Record list:

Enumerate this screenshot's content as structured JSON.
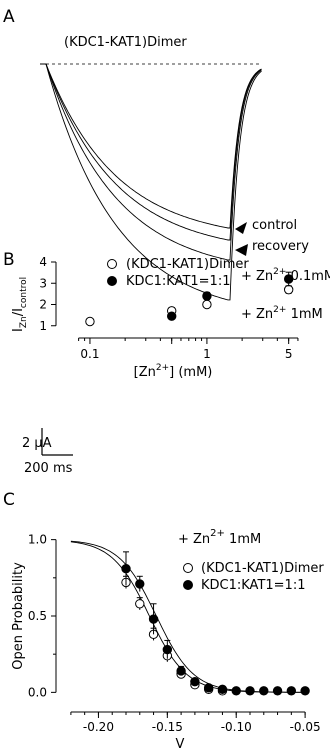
{
  "panels": [
    {
      "letter": "A",
      "title": "(KDC1-KAT1)Dimer",
      "scale_current": "2 μA",
      "scale_time": "200 ms",
      "traces": [
        {
          "label": "control",
          "amplitude": 0.82
        },
        {
          "label": "recovery",
          "amplitude": 0.88
        },
        {
          "label_prefix": "+ Zn",
          "sup": "2+",
          "label_suffix": " 0.1mM",
          "amplitude": 0.98
        },
        {
          "label_prefix": "+ Zn",
          "sup": "2+",
          "label_suffix": " 1mM",
          "amplitude": 1.18
        }
      ]
    },
    {
      "letter": "B",
      "chart_data": {
        "type": "scatter",
        "x_scale": "log",
        "xlim": [
          0.06,
          6.5
        ],
        "ylim": [
          0.8,
          4.0
        ],
        "x_ticks": [
          {
            "value": 0.1,
            "label": "0.1"
          },
          {
            "value": 0.5,
            "label": ""
          },
          {
            "value": 1,
            "label": "1"
          },
          {
            "value": 5,
            "label": "5"
          }
        ],
        "y_ticks": [
          1,
          2,
          3,
          4
        ],
        "xlabel_prefix": "[Zn",
        "xlabel_sup": "2+",
        "xlabel_suffix": "] (mM)",
        "ylabel_main": "I",
        "ylabel_sub1": "Zn",
        "ylabel_slash": "/I",
        "ylabel_sub2": "control",
        "legend_position": "top-left",
        "series": [
          {
            "name": "(KDC1-KAT1)Dimer",
            "marker": "open-circle",
            "points": [
              {
                "x": 0.1,
                "y": 1.2,
                "err": 0.06
              },
              {
                "x": 0.5,
                "y": 1.7,
                "err": 0.16
              },
              {
                "x": 1,
                "y": 2.0,
                "err": 0.12
              },
              {
                "x": 5,
                "y": 2.7,
                "err": 0.17
              }
            ]
          },
          {
            "name": "KDC1:KAT1=1:1",
            "marker": "filled-circle",
            "points": [
              {
                "x": 0.5,
                "y": 1.45,
                "err": 0
              },
              {
                "x": 1,
                "y": 2.4,
                "err": 0.17
              },
              {
                "x": 5,
                "y": 3.2,
                "err": 0.32
              }
            ]
          }
        ]
      }
    },
    {
      "letter": "C",
      "annotation_prefix": "+ Zn",
      "annotation_sup": "2+",
      "annotation_suffix": " 1mM",
      "chart_data": {
        "type": "scatter",
        "xlim": [
          -0.225,
          -0.045
        ],
        "ylim": [
          -0.05,
          1.05
        ],
        "x_ticks": [
          -0.2,
          -0.15,
          -0.1,
          -0.05
        ],
        "x_tick_labels": [
          "-0.20",
          "-0.15",
          "-0.10",
          "-0.05"
        ],
        "y_ticks": [
          0,
          0.5,
          1
        ],
        "y_tick_labels": [
          "0.0",
          "0.5",
          "1.0"
        ],
        "xlabel": "V",
        "ylabel": "Open Probability",
        "legend_position": "right",
        "fits": [
          {
            "v_half": -0.163,
            "slope": 0.0135
          },
          {
            "v_half": -0.158,
            "slope": 0.0135
          }
        ],
        "series": [
          {
            "name": "(KDC1-KAT1)Dimer",
            "marker": "open-circle",
            "points": [
              {
                "x": -0.18,
                "y": 0.72,
                "err": 0.04
              },
              {
                "x": -0.17,
                "y": 0.58,
                "err": 0.04
              },
              {
                "x": -0.16,
                "y": 0.38,
                "err": 0.04
              },
              {
                "x": -0.15,
                "y": 0.24,
                "err": 0.04
              },
              {
                "x": -0.14,
                "y": 0.12,
                "err": 0.02
              },
              {
                "x": -0.13,
                "y": 0.05,
                "err": 0
              },
              {
                "x": -0.12,
                "y": 0.02,
                "err": 0
              },
              {
                "x": -0.11,
                "y": 0.01,
                "err": 0
              }
            ]
          },
          {
            "name": "KDC1:KAT1=1:1",
            "marker": "filled-circle",
            "points": [
              {
                "x": -0.18,
                "y": 0.81,
                "err": 0.11
              },
              {
                "x": -0.17,
                "y": 0.71,
                "err": 0.05
              },
              {
                "x": -0.16,
                "y": 0.48,
                "err": 0.1
              },
              {
                "x": -0.15,
                "y": 0.28,
                "err": 0.06
              },
              {
                "x": -0.14,
                "y": 0.14,
                "err": 0.03
              },
              {
                "x": -0.13,
                "y": 0.07,
                "err": 0
              },
              {
                "x": -0.12,
                "y": 0.03,
                "err": 0
              },
              {
                "x": -0.11,
                "y": 0.02,
                "err": 0
              },
              {
                "x": -0.1,
                "y": 0.01,
                "err": 0
              },
              {
                "x": -0.09,
                "y": 0.01,
                "err": 0
              },
              {
                "x": -0.08,
                "y": 0.01,
                "err": 0
              },
              {
                "x": -0.07,
                "y": 0.01,
                "err": 0
              },
              {
                "x": -0.06,
                "y": 0.01,
                "err": 0
              },
              {
                "x": -0.05,
                "y": 0.01,
                "err": 0
              }
            ]
          }
        ]
      }
    }
  ]
}
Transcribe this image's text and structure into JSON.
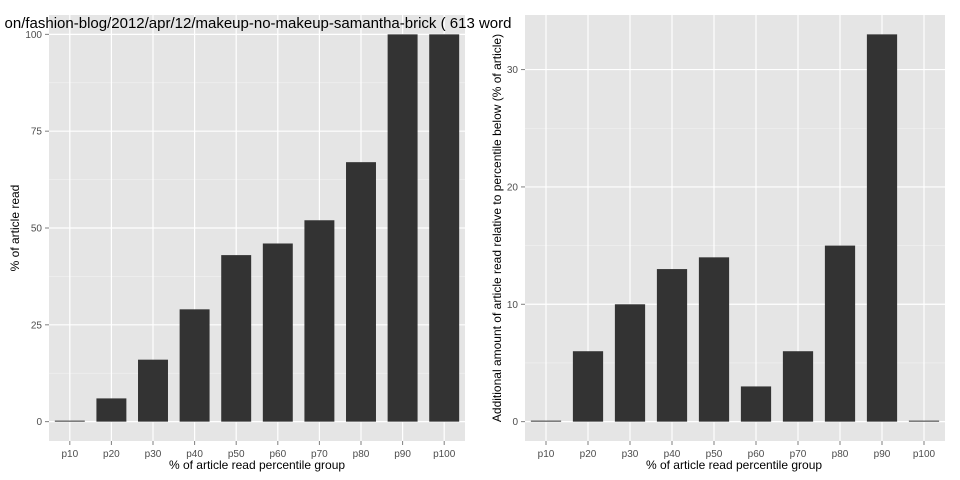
{
  "chart_data": [
    {
      "type": "bar",
      "title": "on/fashion-blog/2012/apr/12/makeup-no-makeup-samantha-brick ( 613 word",
      "xlabel": "% of article read percentile group",
      "ylabel": "% of article read",
      "categories": [
        "p10",
        "p20",
        "p30",
        "p40",
        "p50",
        "p60",
        "p70",
        "p80",
        "p90",
        "p100"
      ],
      "values": [
        0,
        6,
        16,
        29,
        43,
        46,
        52,
        67,
        100,
        100
      ],
      "ylim": [
        -5,
        105
      ],
      "yticks": [
        0,
        25,
        50,
        75,
        100
      ],
      "grid": true,
      "background": "#e5e5e5",
      "bar_color": "#333333"
    },
    {
      "type": "bar",
      "title": "",
      "xlabel": "% of article read percentile group",
      "ylabel": "Additional amount of article read relative to percentile below (% of article)",
      "categories": [
        "p10",
        "p20",
        "p30",
        "p40",
        "p50",
        "p60",
        "p70",
        "p80",
        "p90",
        "p100"
      ],
      "values": [
        0,
        6,
        10,
        13,
        14,
        3,
        6,
        15,
        33,
        0
      ],
      "ylim": [
        -1.65,
        34.65
      ],
      "yticks": [
        0,
        10,
        20,
        30
      ],
      "grid": true,
      "background": "#e5e5e5",
      "bar_color": "#333333"
    }
  ]
}
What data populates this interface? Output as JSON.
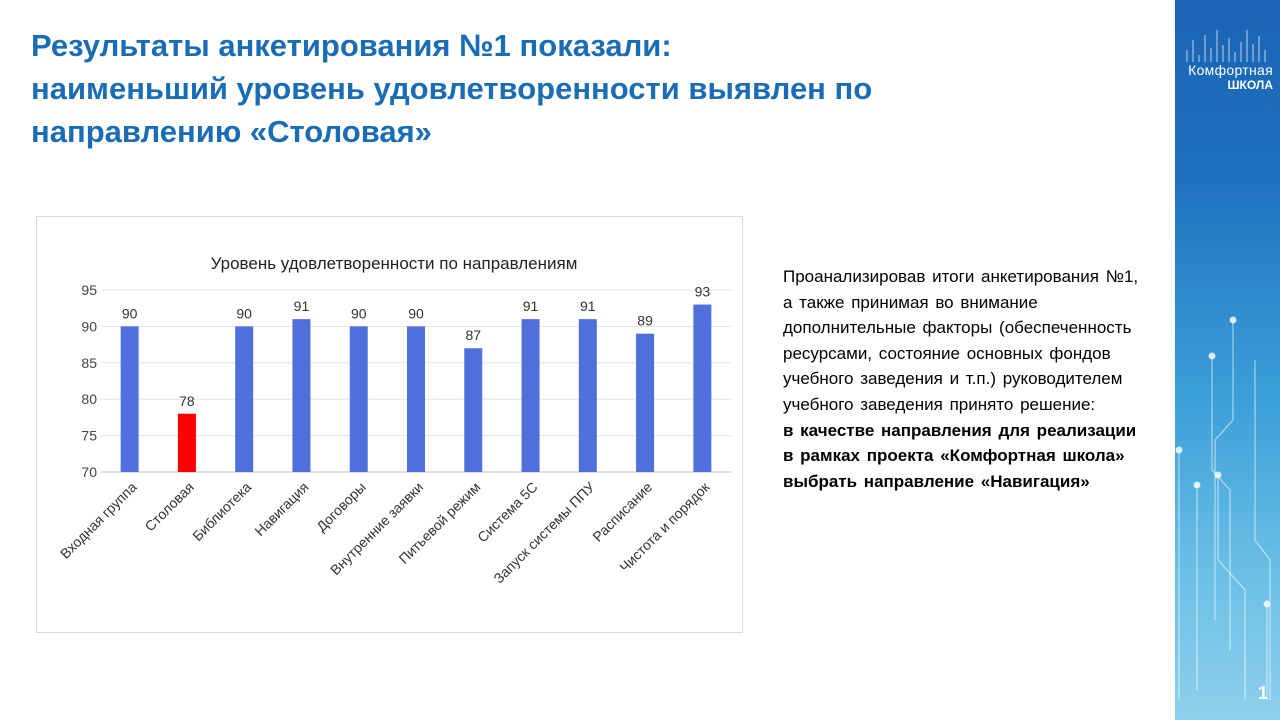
{
  "title_lines": [
    "Результаты анкетирования №1 показали:",
    "наименьший уровень удовлетворенности выявлен по",
    "направлению «Столовая»"
  ],
  "note": {
    "text": "Проанализировав итоги анкетирования №1, а также принимая во внимание дополнительные факторы (обеспеченность ресурсами, состояние основных фондов учебного заведения и т.п.) руководителем учебного заведения принято решение:",
    "bold": "в качестве направления для реализации в рамках проекта «Комфортная школа» выбрать направление «Навигация»"
  },
  "logo": {
    "line1": "Комфортная",
    "line2": "ШКОЛА"
  },
  "page_number": "1",
  "colors": {
    "bar": "#4f6fdc",
    "highlight": "#ff0000",
    "title": "#1a6cb4"
  },
  "chart_data": {
    "type": "bar",
    "title": "Уровень удовлетворенности по направлениям",
    "categories": [
      "Входная группа",
      "Столовая",
      "Библиотека",
      "Навигация",
      "Договоры",
      "Внутренние заявки",
      "Питьевой режим",
      "Система 5С",
      "Запуск системы ППУ",
      "Расписание",
      "Чистота и порядок"
    ],
    "values": [
      90,
      78,
      90,
      91,
      90,
      90,
      87,
      91,
      91,
      89,
      93
    ],
    "highlight_index": 1,
    "ylim": [
      70,
      95
    ],
    "yticks": [
      70,
      75,
      80,
      85,
      90,
      95
    ],
    "grid": true,
    "xlabel": "",
    "ylabel": ""
  }
}
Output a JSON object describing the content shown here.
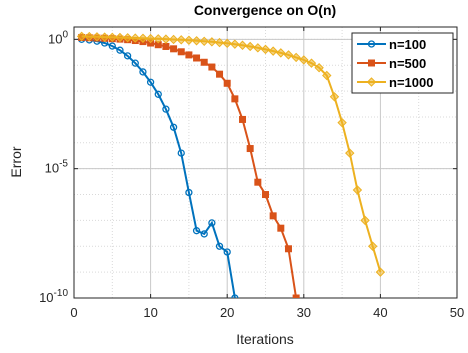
{
  "chart_data": {
    "type": "line",
    "title": "Convergence on O(n)",
    "xlabel": "Iterations",
    "ylabel": "Error",
    "xlim": [
      0,
      50
    ],
    "ylim": [
      1e-10,
      3
    ],
    "yscale": "log",
    "grid": true,
    "minor_grid": true,
    "legend_position": "top-right",
    "x_ticks": [
      "0",
      "10",
      "20",
      "30",
      "40",
      "50"
    ],
    "y_ticks": [
      {
        "base": "10",
        "exp": "0"
      },
      {
        "base": "10",
        "exp": "-5"
      },
      {
        "base": "10",
        "exp": "-10"
      }
    ],
    "series": [
      {
        "name": "n=100",
        "color": "#0072BD",
        "marker": "circle",
        "x": [
          1,
          2,
          3,
          4,
          5,
          6,
          7,
          8,
          9,
          10,
          11,
          12,
          13,
          14,
          15,
          16,
          17,
          18,
          19,
          20,
          21
        ],
        "y": [
          1.0,
          0.95,
          0.85,
          0.72,
          0.55,
          0.38,
          0.23,
          0.12,
          0.055,
          0.022,
          0.0075,
          0.002,
          0.0004,
          4e-05,
          1.2e-06,
          4e-08,
          3e-08,
          8e-08,
          1e-08,
          6e-09,
          1e-10
        ]
      },
      {
        "name": "n=500",
        "color": "#D95319",
        "marker": "square",
        "x": [
          1,
          2,
          3,
          4,
          5,
          6,
          7,
          8,
          9,
          10,
          11,
          12,
          13,
          14,
          15,
          16,
          17,
          18,
          19,
          20,
          21,
          22,
          23,
          24,
          25,
          26,
          27,
          28,
          29
        ],
        "y": [
          1.18,
          1.15,
          1.12,
          1.1,
          1.06,
          1.02,
          0.97,
          0.9,
          0.82,
          0.72,
          0.62,
          0.53,
          0.43,
          0.33,
          0.25,
          0.19,
          0.13,
          0.085,
          0.045,
          0.02,
          0.005,
          0.0008,
          6e-05,
          3e-06,
          1e-06,
          1.5e-07,
          5e-08,
          8e-09,
          1e-10
        ]
      },
      {
        "name": "n=1000",
        "color": "#EDB120",
        "marker": "diamond",
        "x": [
          1,
          2,
          3,
          4,
          5,
          6,
          7,
          8,
          9,
          10,
          11,
          12,
          13,
          14,
          15,
          16,
          17,
          18,
          19,
          20,
          21,
          22,
          23,
          24,
          25,
          26,
          27,
          28,
          29,
          30,
          31,
          32,
          33,
          34,
          35,
          36,
          37,
          38,
          39,
          40
        ],
        "y": [
          1.3,
          1.28,
          1.25,
          1.22,
          1.2,
          1.18,
          1.15,
          1.12,
          1.1,
          1.07,
          1.05,
          1.02,
          0.99,
          0.96,
          0.92,
          0.88,
          0.84,
          0.8,
          0.75,
          0.7,
          0.65,
          0.59,
          0.53,
          0.47,
          0.41,
          0.35,
          0.3,
          0.25,
          0.2,
          0.16,
          0.12,
          0.08,
          0.04,
          0.006,
          0.0006,
          4e-05,
          1.5e-06,
          1e-07,
          1e-08,
          1e-09
        ]
      }
    ]
  }
}
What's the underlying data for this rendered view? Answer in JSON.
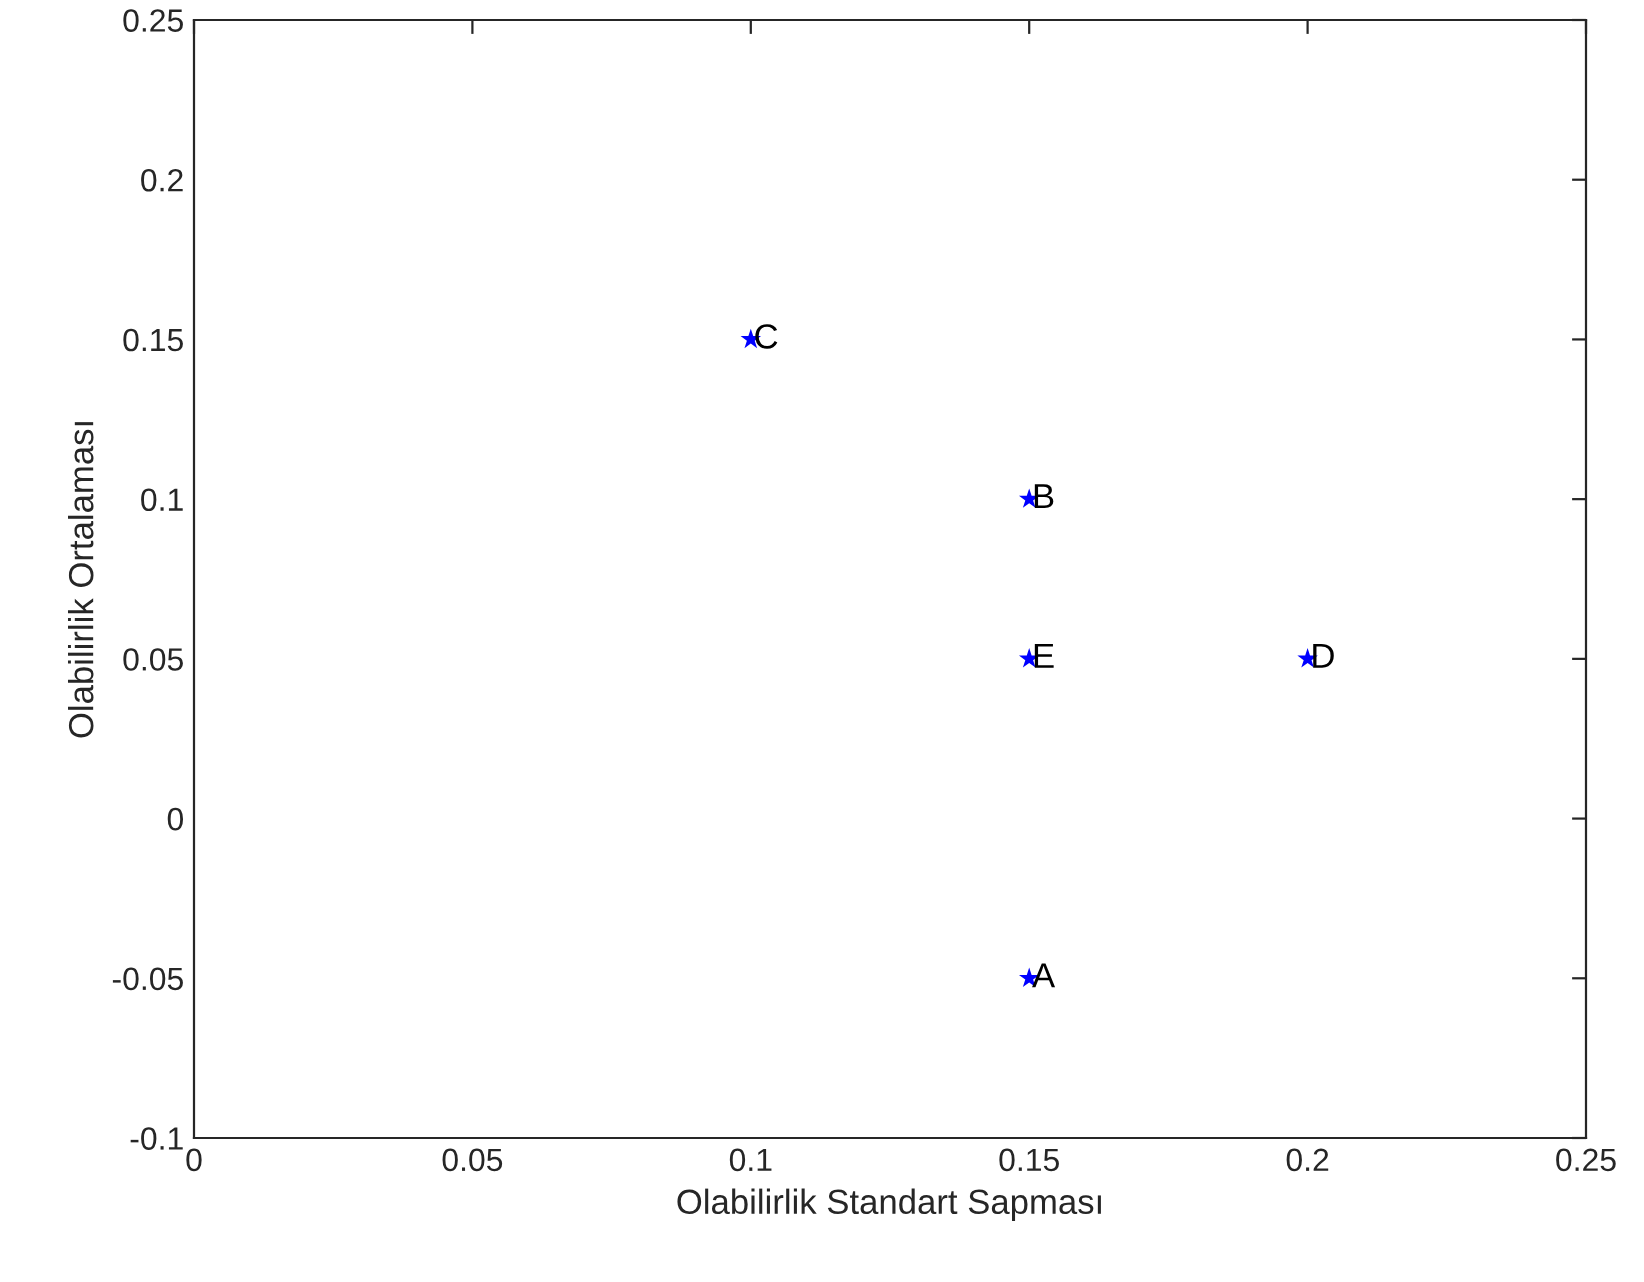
{
  "chart_data": {
    "type": "scatter",
    "xlabel": "Olabilirlik Standart Sapması",
    "ylabel": "Olabilirlik Ortalaması",
    "x": [
      0.15,
      0.15,
      0.1,
      0.2,
      0.15
    ],
    "series": [
      {
        "color": "#0000ff",
        "values": [
          -0.05,
          0.1,
          0.15,
          0.05,
          0.05
        ]
      }
    ],
    "marker": "star",
    "grid": false,
    "xlim": [
      0,
      0.25
    ],
    "xticks": [
      0,
      0.05,
      0.1,
      0.15,
      0.2,
      0.25
    ],
    "ylim": [
      -0.1,
      0.25
    ],
    "yticks": [
      -0.1,
      -0.05,
      0,
      0.05,
      0.1,
      0.15,
      0.2,
      0.25
    ],
    "annotations": [
      {
        "text": "A",
        "x": 0.15,
        "y": -0.05
      },
      {
        "text": "B",
        "x": 0.15,
        "y": 0.1
      },
      {
        "text": "C",
        "x": 0.1,
        "y": 0.15
      },
      {
        "text": "D",
        "x": 0.2,
        "y": 0.05
      },
      {
        "text": "E",
        "x": 0.15,
        "y": 0.05
      }
    ]
  }
}
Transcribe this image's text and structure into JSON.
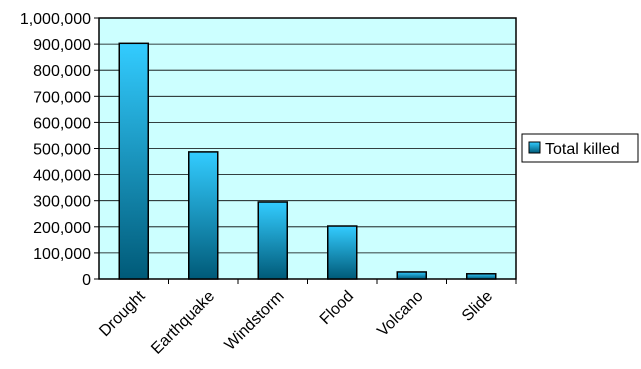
{
  "chart_data": {
    "type": "bar",
    "categories": [
      "Drought",
      "Earthquake",
      "Windstorm",
      "Flood",
      "Volcano",
      "Slide"
    ],
    "series": [
      {
        "name": "Total killed",
        "values": [
          903000,
          487000,
          295000,
          203000,
          27000,
          20000
        ]
      }
    ],
    "ylim": [
      0,
      1000000
    ],
    "yticks": [
      0,
      100000,
      200000,
      300000,
      400000,
      500000,
      600000,
      700000,
      800000,
      900000,
      1000000
    ],
    "ytick_labels": [
      "0",
      "100,000",
      "200,000",
      "300,000",
      "400,000",
      "500,000",
      "600,000",
      "700,000",
      "800,000",
      "900,000",
      "1,000,000"
    ],
    "title": "",
    "xlabel": "",
    "ylabel": "",
    "grid": true,
    "legend_position": "right",
    "colors": {
      "plot_background": "#ccffff",
      "bar_top": "#33ccff",
      "bar_bottom": "#005a78",
      "gridline": "#000000"
    }
  }
}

What you should do: Locate the lines above that hold the word "read". Show every one of them.

The result:
      "xlabel": "% of article read percentile group",
      "ylabel": "% of article read",
      "xlabel": "% of article read percentile group",
      "ylabel": "Additional amount of article read relative to percentile below (% of article)",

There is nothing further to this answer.